* **Exercise prompt**:
Gather each line containing the string "text" from these entries.
=== Supplied material ===
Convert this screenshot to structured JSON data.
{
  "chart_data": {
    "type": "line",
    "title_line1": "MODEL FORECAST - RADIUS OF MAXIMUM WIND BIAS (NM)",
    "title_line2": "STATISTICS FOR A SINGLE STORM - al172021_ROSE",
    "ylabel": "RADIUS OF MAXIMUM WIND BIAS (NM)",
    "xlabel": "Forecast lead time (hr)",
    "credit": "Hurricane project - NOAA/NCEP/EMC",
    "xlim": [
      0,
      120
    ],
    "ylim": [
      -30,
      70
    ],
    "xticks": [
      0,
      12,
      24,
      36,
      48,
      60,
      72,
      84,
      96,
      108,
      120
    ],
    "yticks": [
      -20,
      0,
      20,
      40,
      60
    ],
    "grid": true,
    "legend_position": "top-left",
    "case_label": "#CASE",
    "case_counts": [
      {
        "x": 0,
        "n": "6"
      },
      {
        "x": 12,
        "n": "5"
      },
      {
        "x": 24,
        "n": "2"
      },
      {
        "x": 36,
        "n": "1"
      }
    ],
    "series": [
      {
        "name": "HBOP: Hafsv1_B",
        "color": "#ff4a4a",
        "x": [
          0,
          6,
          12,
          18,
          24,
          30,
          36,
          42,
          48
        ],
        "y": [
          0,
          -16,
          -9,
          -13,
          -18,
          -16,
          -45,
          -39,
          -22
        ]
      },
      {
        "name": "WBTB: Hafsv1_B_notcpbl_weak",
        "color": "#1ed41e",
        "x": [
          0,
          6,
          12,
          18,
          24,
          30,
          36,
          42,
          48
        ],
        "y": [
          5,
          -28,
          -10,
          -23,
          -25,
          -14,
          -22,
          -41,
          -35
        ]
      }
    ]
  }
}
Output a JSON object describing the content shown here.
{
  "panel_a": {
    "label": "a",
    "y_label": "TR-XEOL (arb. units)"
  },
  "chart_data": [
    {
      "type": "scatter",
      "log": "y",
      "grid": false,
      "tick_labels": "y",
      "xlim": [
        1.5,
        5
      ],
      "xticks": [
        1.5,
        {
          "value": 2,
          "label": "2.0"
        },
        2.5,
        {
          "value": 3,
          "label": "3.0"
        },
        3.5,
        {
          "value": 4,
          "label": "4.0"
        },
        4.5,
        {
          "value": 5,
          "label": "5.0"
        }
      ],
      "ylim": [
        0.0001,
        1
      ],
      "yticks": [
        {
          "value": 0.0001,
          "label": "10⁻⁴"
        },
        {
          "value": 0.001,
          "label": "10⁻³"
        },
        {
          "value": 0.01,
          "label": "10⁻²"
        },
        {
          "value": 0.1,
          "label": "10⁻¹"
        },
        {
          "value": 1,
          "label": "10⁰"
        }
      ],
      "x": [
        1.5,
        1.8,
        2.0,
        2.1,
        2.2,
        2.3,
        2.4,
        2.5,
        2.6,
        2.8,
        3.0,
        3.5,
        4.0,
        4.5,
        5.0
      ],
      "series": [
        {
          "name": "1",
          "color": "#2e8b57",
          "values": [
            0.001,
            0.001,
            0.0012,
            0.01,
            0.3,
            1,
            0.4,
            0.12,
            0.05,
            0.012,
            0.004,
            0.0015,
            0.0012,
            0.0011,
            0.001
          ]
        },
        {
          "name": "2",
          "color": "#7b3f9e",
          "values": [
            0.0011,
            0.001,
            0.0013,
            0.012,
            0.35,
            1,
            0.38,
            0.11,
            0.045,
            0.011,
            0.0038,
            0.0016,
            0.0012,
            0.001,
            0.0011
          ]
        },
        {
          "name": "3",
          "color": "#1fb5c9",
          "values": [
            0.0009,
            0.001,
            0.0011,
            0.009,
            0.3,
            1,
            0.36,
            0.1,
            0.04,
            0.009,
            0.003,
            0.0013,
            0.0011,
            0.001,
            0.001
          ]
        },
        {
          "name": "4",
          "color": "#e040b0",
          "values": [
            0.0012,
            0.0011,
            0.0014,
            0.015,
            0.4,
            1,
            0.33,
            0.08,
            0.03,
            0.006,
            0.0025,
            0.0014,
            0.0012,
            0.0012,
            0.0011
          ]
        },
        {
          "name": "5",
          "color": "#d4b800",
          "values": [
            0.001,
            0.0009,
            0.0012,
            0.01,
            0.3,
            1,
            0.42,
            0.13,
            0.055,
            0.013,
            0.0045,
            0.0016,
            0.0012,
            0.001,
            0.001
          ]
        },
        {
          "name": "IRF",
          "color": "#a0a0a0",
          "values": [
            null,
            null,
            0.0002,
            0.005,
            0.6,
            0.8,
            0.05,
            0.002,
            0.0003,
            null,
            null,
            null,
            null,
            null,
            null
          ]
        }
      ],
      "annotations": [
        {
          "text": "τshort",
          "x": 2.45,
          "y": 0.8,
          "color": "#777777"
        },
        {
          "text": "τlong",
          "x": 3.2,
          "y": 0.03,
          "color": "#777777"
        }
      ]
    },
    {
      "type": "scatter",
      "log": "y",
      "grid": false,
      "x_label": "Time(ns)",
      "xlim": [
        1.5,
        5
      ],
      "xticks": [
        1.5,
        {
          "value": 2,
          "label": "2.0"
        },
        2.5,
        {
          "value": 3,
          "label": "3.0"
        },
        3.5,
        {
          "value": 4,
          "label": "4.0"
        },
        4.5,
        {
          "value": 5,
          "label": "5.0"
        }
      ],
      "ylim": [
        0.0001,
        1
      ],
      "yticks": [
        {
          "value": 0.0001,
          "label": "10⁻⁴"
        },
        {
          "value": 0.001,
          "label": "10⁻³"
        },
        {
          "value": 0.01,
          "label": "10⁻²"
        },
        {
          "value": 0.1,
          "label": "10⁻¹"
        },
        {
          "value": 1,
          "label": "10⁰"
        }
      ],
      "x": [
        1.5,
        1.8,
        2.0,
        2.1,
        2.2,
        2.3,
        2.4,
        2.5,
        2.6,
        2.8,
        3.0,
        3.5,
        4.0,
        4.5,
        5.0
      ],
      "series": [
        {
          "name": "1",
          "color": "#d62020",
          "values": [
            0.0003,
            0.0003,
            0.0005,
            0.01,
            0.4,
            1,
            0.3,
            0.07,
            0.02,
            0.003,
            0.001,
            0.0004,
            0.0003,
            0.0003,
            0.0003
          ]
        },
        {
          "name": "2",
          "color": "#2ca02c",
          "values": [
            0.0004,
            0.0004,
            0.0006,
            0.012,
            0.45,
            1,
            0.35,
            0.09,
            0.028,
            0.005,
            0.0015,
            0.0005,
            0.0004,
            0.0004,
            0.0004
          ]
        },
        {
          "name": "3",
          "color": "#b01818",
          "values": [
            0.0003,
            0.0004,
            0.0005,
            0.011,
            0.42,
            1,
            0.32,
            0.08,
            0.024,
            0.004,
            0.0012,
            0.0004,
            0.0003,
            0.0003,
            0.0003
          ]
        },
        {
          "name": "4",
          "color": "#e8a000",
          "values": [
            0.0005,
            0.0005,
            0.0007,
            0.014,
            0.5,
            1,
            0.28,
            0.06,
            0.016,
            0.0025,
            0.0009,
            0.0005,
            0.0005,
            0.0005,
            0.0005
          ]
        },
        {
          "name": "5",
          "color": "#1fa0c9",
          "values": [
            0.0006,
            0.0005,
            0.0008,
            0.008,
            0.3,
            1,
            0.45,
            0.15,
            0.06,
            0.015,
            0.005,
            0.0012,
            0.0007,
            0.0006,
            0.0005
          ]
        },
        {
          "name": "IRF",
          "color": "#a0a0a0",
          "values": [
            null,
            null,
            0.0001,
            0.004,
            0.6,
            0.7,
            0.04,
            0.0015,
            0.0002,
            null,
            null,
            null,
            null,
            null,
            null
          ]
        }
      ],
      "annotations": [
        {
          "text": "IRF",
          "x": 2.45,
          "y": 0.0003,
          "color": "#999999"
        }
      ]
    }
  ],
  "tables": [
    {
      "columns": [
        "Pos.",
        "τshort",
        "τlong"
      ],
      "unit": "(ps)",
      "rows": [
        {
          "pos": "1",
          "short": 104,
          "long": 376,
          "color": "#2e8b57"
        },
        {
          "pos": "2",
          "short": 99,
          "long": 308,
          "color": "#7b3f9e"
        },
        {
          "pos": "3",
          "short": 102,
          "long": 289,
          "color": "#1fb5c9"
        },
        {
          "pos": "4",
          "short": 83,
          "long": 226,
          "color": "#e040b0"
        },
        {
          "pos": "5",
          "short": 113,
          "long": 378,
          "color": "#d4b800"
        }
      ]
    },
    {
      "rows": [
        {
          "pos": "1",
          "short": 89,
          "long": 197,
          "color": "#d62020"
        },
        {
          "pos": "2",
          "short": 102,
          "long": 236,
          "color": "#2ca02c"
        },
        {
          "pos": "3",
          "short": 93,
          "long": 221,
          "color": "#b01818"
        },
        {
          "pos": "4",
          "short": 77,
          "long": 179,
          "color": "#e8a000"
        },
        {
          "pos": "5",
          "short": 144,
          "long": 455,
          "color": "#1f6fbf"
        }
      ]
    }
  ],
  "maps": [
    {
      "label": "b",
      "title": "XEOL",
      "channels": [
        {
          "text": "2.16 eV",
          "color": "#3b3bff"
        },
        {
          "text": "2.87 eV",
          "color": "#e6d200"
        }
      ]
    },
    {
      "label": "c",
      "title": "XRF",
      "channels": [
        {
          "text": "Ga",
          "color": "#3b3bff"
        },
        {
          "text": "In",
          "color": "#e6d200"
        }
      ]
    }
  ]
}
===
* **The response**:
          "text": "τshort",
          "text": "τlong",
          "text": "IRF",
          "text": "2.16 eV",
          "text": "2.87 eV",
          "text": "Ga",
          "text": "In",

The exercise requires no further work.